Exercise task> Find every line containing the word "Donna" in the records below; report only how many there are.

Exercise inputs>
- - - - -

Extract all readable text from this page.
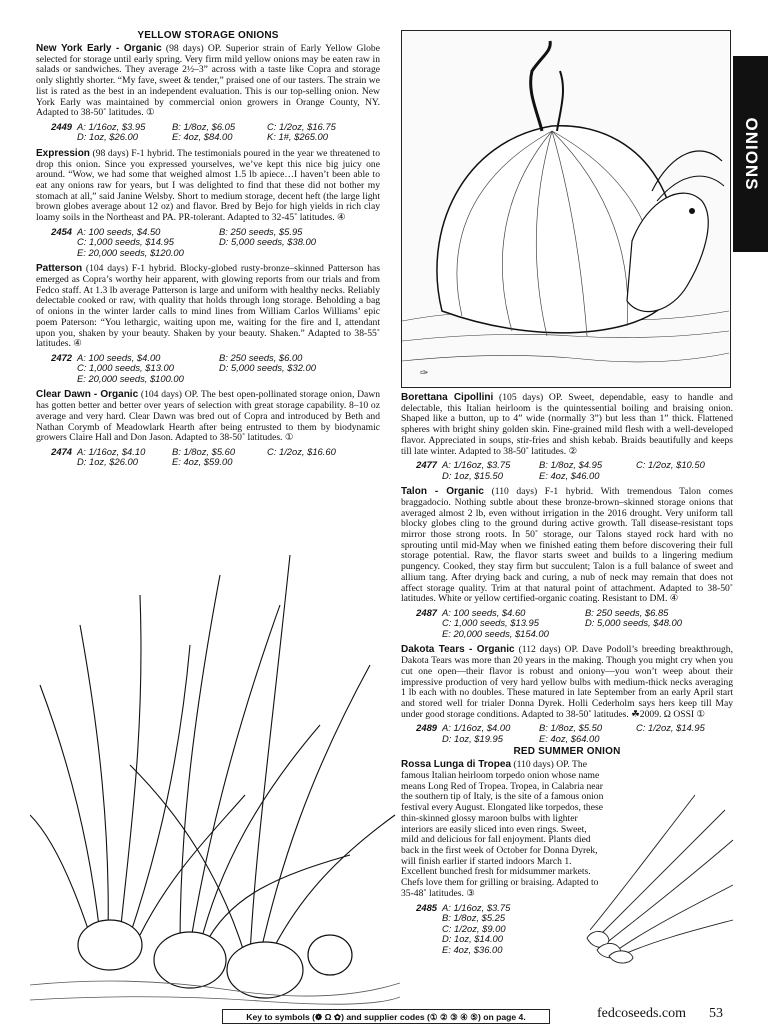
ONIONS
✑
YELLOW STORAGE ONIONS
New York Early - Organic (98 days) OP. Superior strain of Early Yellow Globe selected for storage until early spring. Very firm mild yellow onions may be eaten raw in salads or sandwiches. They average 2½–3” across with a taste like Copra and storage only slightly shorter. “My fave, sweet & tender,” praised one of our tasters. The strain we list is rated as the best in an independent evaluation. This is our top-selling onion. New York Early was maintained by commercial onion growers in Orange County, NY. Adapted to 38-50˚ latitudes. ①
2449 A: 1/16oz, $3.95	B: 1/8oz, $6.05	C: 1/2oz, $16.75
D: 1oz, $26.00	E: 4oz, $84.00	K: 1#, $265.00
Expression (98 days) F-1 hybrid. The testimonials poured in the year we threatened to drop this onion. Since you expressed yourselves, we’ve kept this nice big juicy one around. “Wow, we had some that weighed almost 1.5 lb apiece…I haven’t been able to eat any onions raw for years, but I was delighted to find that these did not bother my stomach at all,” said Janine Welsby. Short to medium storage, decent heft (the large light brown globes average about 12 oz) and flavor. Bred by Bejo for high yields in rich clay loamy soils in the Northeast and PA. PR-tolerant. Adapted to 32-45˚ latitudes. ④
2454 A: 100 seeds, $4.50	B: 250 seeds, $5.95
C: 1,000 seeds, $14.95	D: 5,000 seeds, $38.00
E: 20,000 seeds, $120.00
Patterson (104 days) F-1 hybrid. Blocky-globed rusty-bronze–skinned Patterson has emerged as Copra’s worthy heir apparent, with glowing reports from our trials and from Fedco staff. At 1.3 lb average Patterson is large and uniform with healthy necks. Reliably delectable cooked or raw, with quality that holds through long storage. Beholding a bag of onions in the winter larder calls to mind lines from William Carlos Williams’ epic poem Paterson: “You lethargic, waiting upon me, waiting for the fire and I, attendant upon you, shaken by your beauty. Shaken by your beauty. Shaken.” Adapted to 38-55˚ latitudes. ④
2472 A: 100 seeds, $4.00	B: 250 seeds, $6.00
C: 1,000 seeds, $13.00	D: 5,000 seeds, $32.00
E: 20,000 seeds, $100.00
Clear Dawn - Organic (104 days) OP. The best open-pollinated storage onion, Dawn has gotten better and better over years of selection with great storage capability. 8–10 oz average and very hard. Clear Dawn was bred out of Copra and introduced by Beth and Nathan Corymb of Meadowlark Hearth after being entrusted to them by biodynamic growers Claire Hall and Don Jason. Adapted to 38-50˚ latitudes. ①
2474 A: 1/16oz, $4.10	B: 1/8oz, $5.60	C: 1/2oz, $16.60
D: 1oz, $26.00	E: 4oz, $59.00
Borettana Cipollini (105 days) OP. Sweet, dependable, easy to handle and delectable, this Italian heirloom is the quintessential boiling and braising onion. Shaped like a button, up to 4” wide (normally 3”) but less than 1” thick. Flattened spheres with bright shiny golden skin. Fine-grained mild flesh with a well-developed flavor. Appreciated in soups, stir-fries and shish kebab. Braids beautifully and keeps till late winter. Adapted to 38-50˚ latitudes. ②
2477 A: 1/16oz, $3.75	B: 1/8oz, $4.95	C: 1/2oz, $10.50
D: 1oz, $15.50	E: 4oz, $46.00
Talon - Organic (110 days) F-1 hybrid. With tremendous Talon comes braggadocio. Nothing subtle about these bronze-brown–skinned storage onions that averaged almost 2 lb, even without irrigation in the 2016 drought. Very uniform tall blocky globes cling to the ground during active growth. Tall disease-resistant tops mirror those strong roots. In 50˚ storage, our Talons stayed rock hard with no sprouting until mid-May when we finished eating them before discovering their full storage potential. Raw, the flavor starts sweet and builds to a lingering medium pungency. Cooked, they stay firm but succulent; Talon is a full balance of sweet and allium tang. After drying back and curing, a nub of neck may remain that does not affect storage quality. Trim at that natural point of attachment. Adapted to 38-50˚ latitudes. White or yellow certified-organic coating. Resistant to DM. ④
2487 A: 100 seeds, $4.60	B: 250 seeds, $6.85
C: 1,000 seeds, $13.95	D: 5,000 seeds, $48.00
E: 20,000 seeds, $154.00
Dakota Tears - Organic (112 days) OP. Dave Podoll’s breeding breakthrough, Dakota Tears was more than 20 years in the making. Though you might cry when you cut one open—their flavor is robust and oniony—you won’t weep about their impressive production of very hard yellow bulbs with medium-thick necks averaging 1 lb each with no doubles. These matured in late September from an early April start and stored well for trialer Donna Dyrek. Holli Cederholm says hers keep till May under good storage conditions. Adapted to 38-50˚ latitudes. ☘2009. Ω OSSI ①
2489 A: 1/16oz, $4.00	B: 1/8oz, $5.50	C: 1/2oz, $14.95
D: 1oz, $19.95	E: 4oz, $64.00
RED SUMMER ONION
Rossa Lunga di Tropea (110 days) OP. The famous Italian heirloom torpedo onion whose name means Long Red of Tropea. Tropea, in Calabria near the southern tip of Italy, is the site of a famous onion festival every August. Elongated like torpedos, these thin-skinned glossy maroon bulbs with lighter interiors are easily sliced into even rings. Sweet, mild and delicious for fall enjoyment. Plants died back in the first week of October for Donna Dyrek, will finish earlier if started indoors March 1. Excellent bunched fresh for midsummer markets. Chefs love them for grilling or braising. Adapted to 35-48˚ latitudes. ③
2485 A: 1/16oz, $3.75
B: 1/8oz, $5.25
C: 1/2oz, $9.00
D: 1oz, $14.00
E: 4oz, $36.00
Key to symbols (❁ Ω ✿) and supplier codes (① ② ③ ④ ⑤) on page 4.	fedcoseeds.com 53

- - - - -

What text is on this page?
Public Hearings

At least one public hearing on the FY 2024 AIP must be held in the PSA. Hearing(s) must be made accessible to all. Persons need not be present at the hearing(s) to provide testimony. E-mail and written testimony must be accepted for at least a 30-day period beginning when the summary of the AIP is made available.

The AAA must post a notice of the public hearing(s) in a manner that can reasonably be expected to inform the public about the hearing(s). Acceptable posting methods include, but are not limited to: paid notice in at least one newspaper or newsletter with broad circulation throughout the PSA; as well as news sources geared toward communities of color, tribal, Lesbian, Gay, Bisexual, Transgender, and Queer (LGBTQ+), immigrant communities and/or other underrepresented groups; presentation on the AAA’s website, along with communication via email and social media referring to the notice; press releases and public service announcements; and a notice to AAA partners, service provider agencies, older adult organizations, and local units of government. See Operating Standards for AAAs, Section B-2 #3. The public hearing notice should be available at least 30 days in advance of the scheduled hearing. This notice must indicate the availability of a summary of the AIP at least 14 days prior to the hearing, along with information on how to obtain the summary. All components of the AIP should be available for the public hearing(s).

- - - - -

Response to the exercise> 2